Dataset records
-=-=-

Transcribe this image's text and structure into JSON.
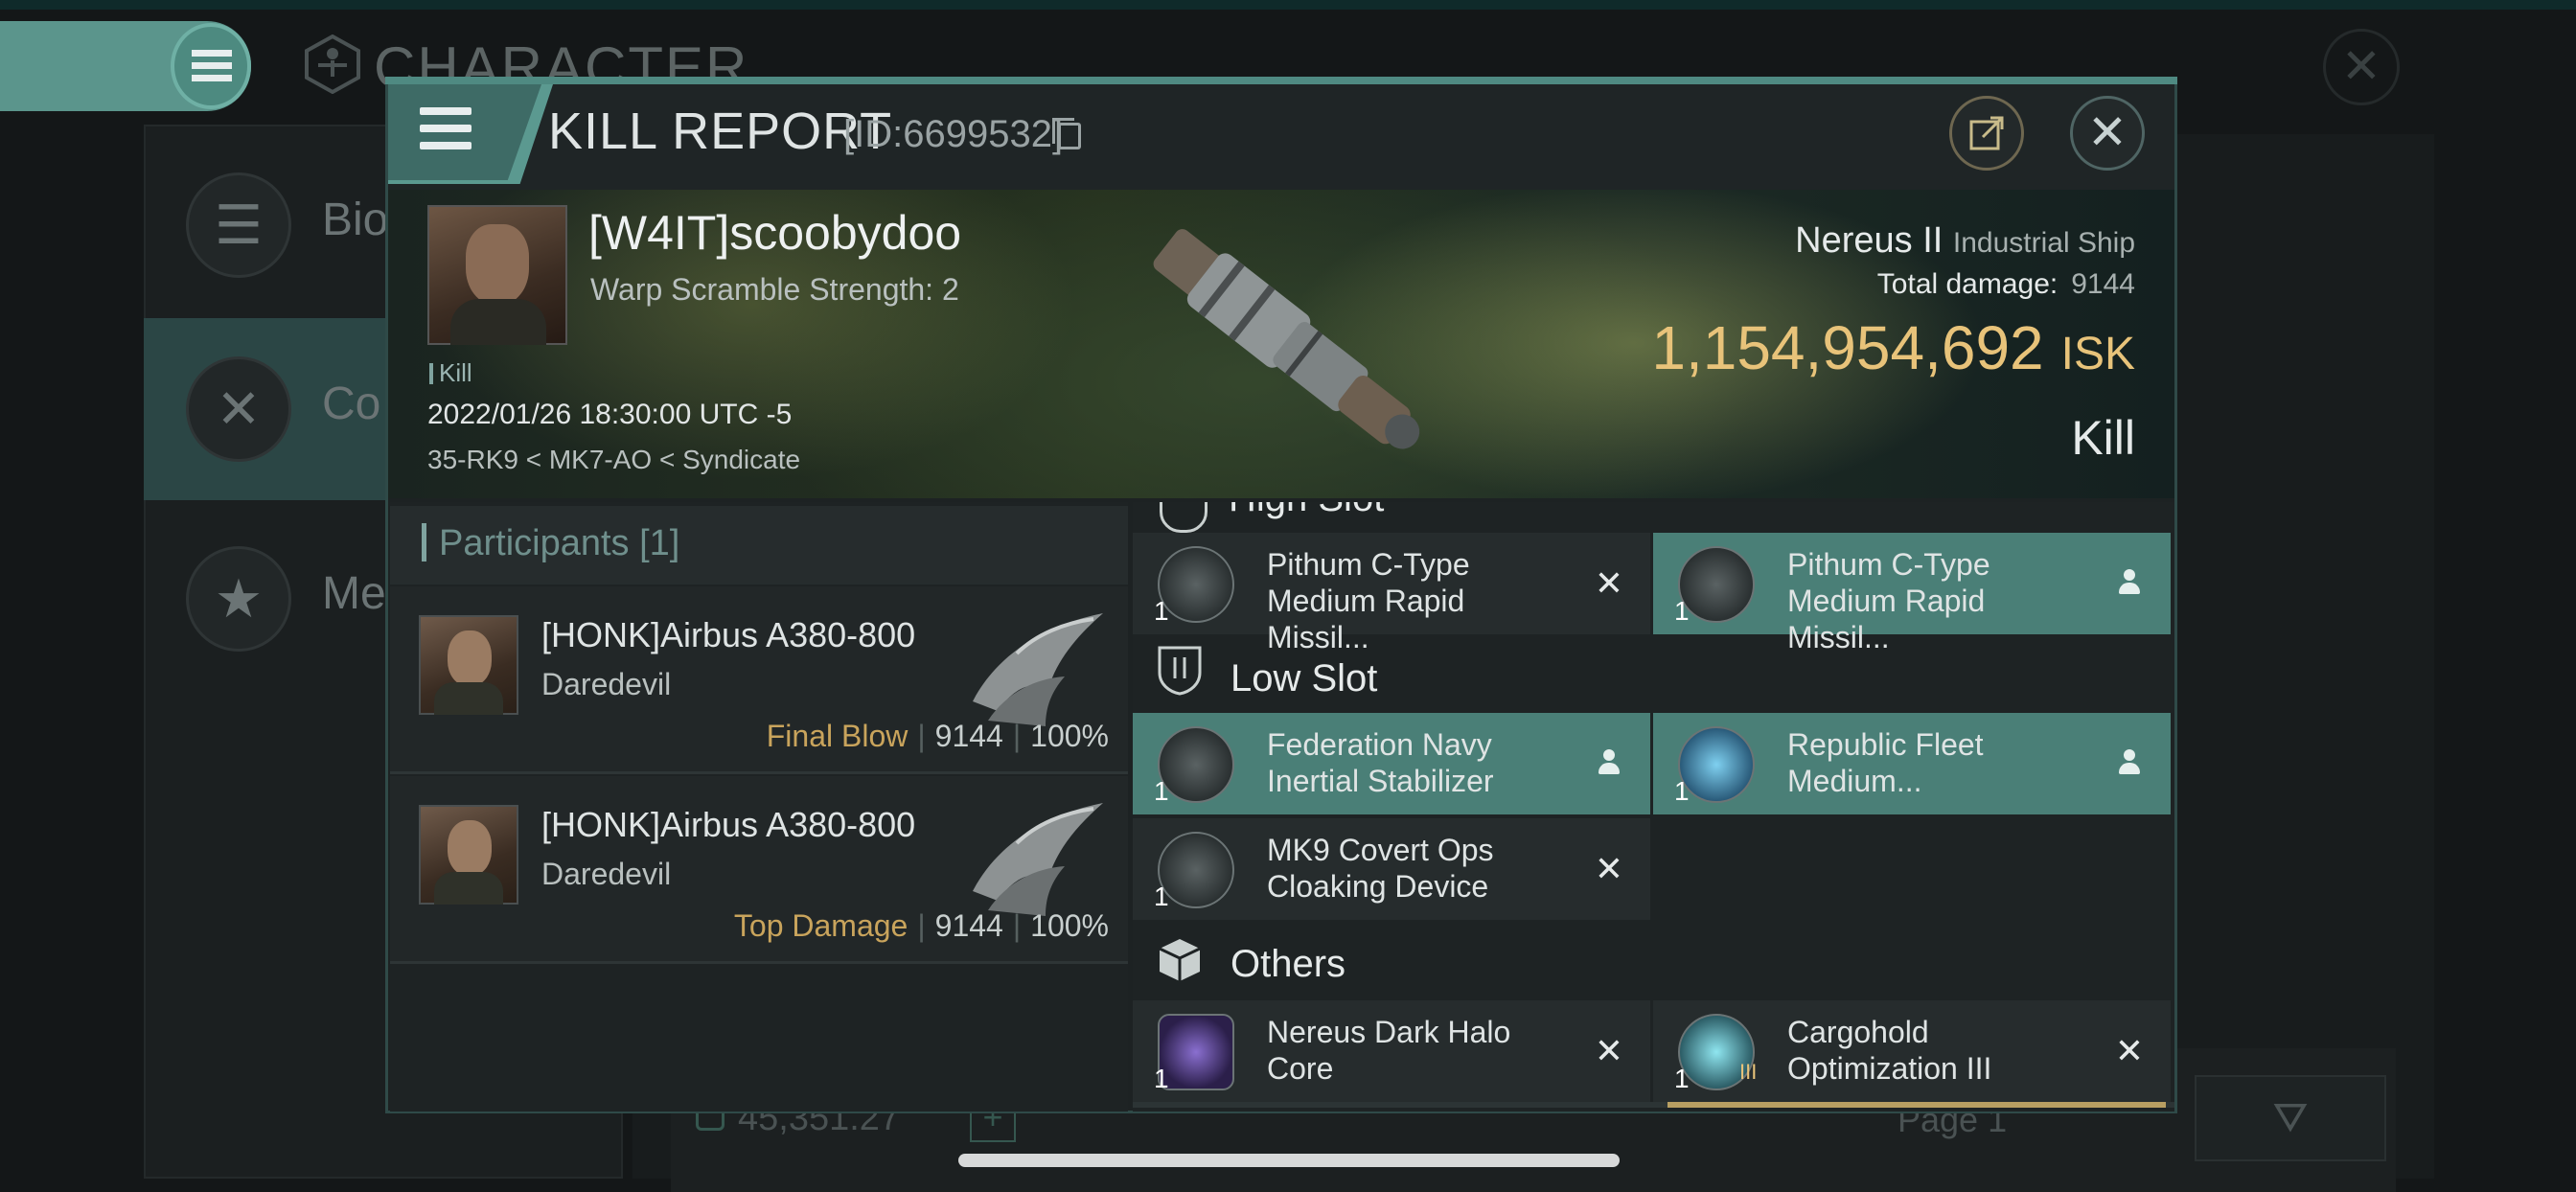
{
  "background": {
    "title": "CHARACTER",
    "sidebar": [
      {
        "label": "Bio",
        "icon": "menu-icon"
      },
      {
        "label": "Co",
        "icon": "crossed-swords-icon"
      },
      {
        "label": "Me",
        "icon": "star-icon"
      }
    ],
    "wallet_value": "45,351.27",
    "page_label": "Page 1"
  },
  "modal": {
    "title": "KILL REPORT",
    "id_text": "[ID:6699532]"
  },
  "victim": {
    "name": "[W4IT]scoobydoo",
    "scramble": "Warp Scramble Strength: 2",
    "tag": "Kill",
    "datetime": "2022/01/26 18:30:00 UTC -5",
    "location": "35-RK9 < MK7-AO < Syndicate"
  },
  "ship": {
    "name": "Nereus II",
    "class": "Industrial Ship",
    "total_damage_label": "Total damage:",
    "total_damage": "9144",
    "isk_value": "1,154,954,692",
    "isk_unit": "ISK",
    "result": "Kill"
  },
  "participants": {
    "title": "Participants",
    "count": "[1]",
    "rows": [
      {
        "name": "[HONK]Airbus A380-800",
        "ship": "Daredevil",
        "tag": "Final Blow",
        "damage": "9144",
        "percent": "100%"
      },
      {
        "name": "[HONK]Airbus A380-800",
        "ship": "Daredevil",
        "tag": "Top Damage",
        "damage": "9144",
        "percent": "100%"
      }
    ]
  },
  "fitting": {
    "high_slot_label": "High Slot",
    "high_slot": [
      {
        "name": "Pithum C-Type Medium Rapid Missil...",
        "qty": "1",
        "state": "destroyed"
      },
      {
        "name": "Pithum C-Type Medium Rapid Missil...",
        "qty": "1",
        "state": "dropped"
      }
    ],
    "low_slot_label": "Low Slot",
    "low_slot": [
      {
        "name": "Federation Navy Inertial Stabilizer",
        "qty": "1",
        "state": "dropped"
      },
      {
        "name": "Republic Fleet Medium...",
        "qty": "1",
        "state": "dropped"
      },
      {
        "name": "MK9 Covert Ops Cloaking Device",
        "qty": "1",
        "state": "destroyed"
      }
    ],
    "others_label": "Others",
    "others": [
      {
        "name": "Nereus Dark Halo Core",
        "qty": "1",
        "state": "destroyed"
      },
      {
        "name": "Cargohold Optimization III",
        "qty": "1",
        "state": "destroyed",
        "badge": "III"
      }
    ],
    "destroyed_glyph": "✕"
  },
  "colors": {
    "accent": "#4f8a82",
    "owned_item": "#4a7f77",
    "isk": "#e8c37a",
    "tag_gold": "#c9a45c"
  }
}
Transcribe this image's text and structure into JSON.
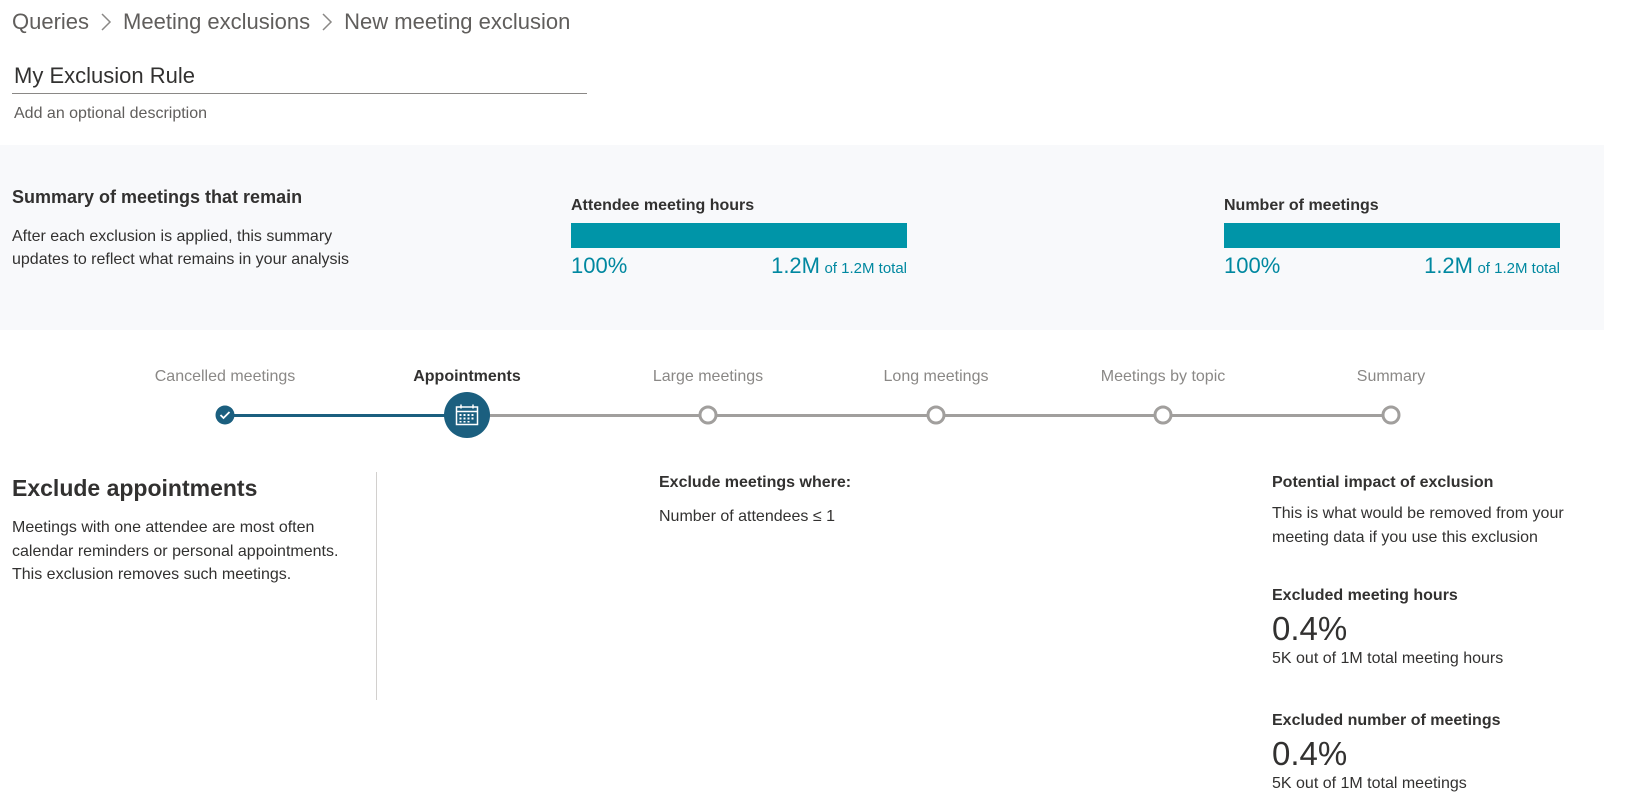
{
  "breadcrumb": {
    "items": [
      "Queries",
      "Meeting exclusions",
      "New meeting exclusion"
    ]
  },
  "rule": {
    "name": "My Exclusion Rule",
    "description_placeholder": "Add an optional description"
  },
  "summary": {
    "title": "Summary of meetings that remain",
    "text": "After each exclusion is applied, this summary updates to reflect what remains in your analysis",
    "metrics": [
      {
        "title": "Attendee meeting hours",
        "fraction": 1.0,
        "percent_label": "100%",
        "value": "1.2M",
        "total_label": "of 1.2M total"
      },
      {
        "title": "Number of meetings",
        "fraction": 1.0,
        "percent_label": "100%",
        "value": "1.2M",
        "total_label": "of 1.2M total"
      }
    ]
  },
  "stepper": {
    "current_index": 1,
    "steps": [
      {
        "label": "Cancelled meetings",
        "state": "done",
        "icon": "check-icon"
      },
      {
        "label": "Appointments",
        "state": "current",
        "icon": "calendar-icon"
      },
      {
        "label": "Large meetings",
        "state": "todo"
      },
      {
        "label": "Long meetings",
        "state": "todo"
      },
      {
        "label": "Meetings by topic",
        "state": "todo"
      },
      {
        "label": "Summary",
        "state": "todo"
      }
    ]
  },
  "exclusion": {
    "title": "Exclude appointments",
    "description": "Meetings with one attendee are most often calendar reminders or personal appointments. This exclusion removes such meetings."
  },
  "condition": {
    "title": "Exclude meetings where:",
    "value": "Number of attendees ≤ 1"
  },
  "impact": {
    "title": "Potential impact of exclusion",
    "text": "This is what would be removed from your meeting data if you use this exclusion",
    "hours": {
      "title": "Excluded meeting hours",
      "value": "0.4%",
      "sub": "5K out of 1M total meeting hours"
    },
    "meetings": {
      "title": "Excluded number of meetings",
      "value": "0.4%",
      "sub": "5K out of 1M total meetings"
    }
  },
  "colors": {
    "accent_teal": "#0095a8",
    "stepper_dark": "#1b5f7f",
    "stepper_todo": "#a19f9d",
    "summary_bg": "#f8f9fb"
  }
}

-=-=-

### TASK REQUIREMENTS:
Give back all entries exactly. No pictures belong in the copy.

### EXERCISE RESULT:
Transcribe this image's text and structure into JSON.
{
  "background": {
    "title": "CHARACTER",
    "sidebar": [
      {
        "label": "Bio",
        "icon": "menu-icon"
      },
      {
        "label": "Co",
        "icon": "crossed-swords-icon"
      },
      {
        "label": "Me",
        "icon": "star-icon"
      }
    ],
    "wallet_value": "45,351.27",
    "page_label": "Page 1"
  },
  "modal": {
    "title": "KILL REPORT",
    "id_text": "[ID:6699532]"
  },
  "victim": {
    "name": "[W4IT]scoobydoo",
    "scramble": "Warp Scramble Strength: 2",
    "tag": "Kill",
    "datetime": "2022/01/26 18:30:00 UTC -5",
    "location": "35-RK9 < MK7-AO < Syndicate"
  },
  "ship": {
    "name": "Nereus II",
    "class": "Industrial Ship",
    "total_damage_label": "Total damage:",
    "total_damage": "9144",
    "isk_value": "1,154,954,692",
    "isk_unit": "ISK",
    "result": "Kill"
  },
  "participants": {
    "title": "Participants",
    "count": "[1]",
    "rows": [
      {
        "name": "[HONK]Airbus A380-800",
        "ship": "Daredevil",
        "tag": "Final Blow",
        "damage": "9144",
        "percent": "100%"
      },
      {
        "name": "[HONK]Airbus A380-800",
        "ship": "Daredevil",
        "tag": "Top Damage",
        "damage": "9144",
        "percent": "100%"
      }
    ]
  },
  "fitting": {
    "high_slot_label": "High Slot",
    "high_slot": [
      {
        "name": "Pithum C-Type Medium Rapid Missil...",
        "qty": "1",
        "state": "destroyed"
      },
      {
        "name": "Pithum C-Type Medium Rapid Missil...",
        "qty": "1",
        "state": "dropped"
      }
    ],
    "low_slot_label": "Low Slot",
    "low_slot": [
      {
        "name": "Federation Navy Inertial Stabilizer",
        "qty": "1",
        "state": "dropped"
      },
      {
        "name": "Republic Fleet Medium...",
        "qty": "1",
        "state": "dropped"
      },
      {
        "name": "MK9 Covert Ops Cloaking Device",
        "qty": "1",
        "state": "destroyed"
      }
    ],
    "others_label": "Others",
    "others": [
      {
        "name": "Nereus Dark Halo Core",
        "qty": "1",
        "state": "destroyed"
      },
      {
        "name": "Cargohold Optimization III",
        "qty": "1",
        "state": "destroyed",
        "badge": "III"
      }
    ],
    "destroyed_glyph": "✕"
  },
  "colors": {
    "accent": "#4f8a82",
    "owned_item": "#4a7f77",
    "isk": "#e8c37a",
    "tag_gold": "#c9a45c"
  }
}
Transcribe this image's text and structure into JSON.
{
  "breadcrumb": {
    "items": [
      "Queries",
      "Meeting exclusions",
      "New meeting exclusion"
    ]
  },
  "rule": {
    "name": "My Exclusion Rule",
    "description_placeholder": "Add an optional description"
  },
  "summary": {
    "title": "Summary of meetings that remain",
    "text": "After each exclusion is applied, this summary updates to reflect what remains in your analysis",
    "metrics": [
      {
        "title": "Attendee meeting hours",
        "fraction": 1.0,
        "percent_label": "100%",
        "value": "1.2M",
        "total_label": "of 1.2M total"
      },
      {
        "title": "Number of meetings",
        "fraction": 1.0,
        "percent_label": "100%",
        "value": "1.2M",
        "total_label": "of 1.2M total"
      }
    ]
  },
  "stepper": {
    "current_index": 1,
    "steps": [
      {
        "label": "Cancelled meetings",
        "state": "done",
        "icon": "check-icon"
      },
      {
        "label": "Appointments",
        "state": "current",
        "icon": "calendar-icon"
      },
      {
        "label": "Large meetings",
        "state": "todo"
      },
      {
        "label": "Long meetings",
        "state": "todo"
      },
      {
        "label": "Meetings by topic",
        "state": "todo"
      },
      {
        "label": "Summary",
        "state": "todo"
      }
    ]
  },
  "exclusion": {
    "title": "Exclude appointments",
    "description": "Meetings with one attendee are most often calendar reminders or personal appointments. This exclusion removes such meetings."
  },
  "condition": {
    "title": "Exclude meetings where:",
    "value": "Number of attendees ≤ 1"
  },
  "impact": {
    "title": "Potential impact of exclusion",
    "text": "This is what would be removed from your meeting data if you use this exclusion",
    "hours": {
      "title": "Excluded meeting hours",
      "value": "0.4%",
      "sub": "5K out of 1M total meeting hours"
    },
    "meetings": {
      "title": "Excluded number of meetings",
      "value": "0.4%",
      "sub": "5K out of 1M total meetings"
    }
  },
  "colors": {
    "accent_teal": "#0095a8",
    "stepper_dark": "#1b5f7f",
    "stepper_todo": "#a19f9d",
    "summary_bg": "#f8f9fb"
  }
}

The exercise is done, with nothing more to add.